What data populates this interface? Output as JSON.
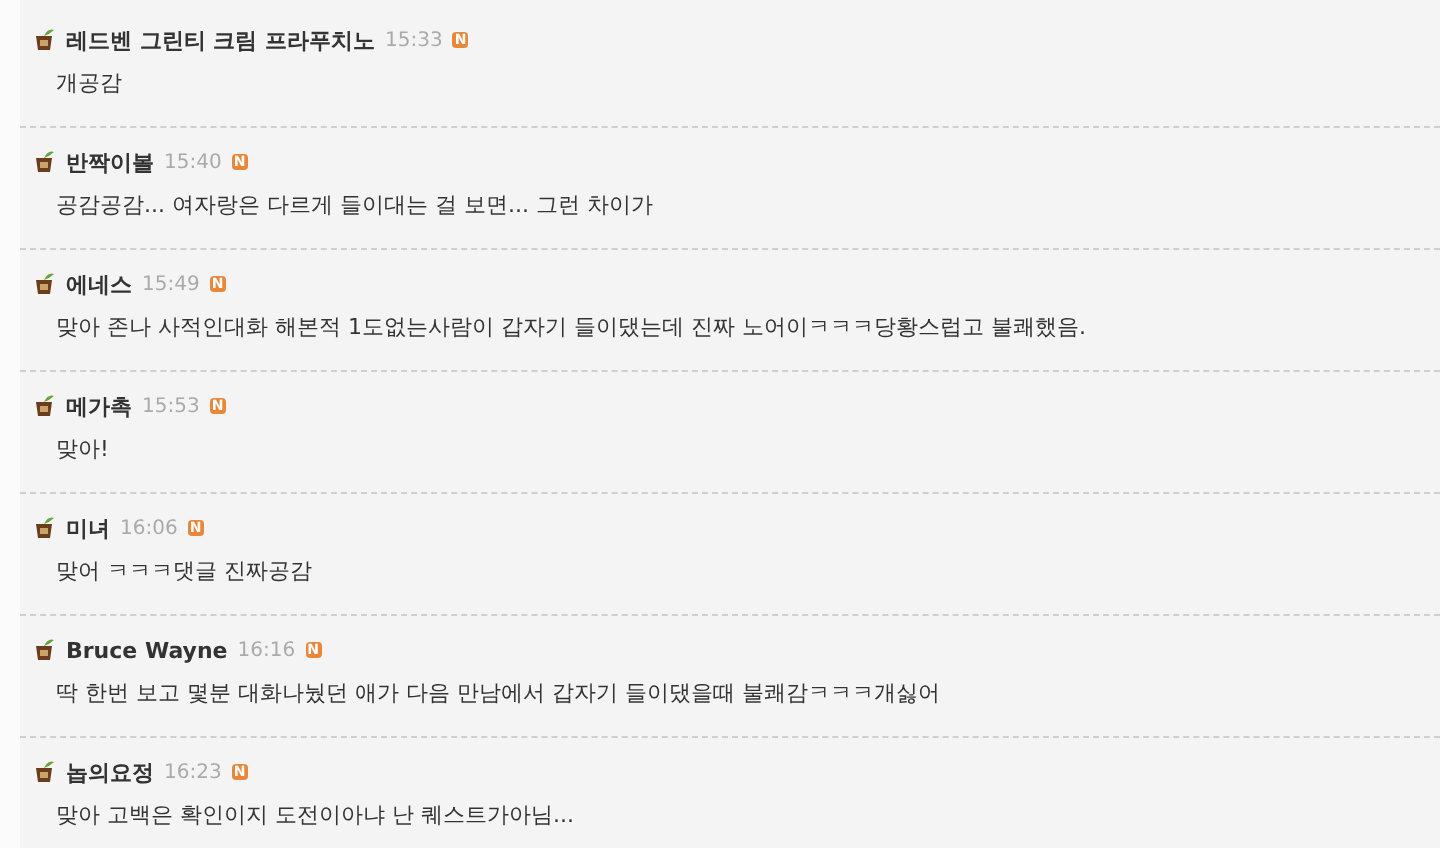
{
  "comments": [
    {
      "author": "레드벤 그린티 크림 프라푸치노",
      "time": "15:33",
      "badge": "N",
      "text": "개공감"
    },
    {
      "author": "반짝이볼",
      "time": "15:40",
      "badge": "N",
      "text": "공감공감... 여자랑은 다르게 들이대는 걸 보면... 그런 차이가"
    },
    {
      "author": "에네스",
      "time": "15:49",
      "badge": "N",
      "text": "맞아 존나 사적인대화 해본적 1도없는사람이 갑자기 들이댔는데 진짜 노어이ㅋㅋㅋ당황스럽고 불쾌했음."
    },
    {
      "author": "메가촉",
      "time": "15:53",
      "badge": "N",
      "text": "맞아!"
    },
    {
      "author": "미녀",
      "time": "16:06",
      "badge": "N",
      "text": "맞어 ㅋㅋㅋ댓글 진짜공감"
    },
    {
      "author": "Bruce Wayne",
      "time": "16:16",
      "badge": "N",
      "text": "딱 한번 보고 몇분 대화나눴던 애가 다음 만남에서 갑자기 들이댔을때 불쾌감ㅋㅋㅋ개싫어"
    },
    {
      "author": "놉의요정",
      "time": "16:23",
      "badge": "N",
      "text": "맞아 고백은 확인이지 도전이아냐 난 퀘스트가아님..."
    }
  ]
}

TASK TO COMPLETE | State the number of lines in this listing that contain the string "time", and add nothing else.

REPLY TO THE EXERCISE | 7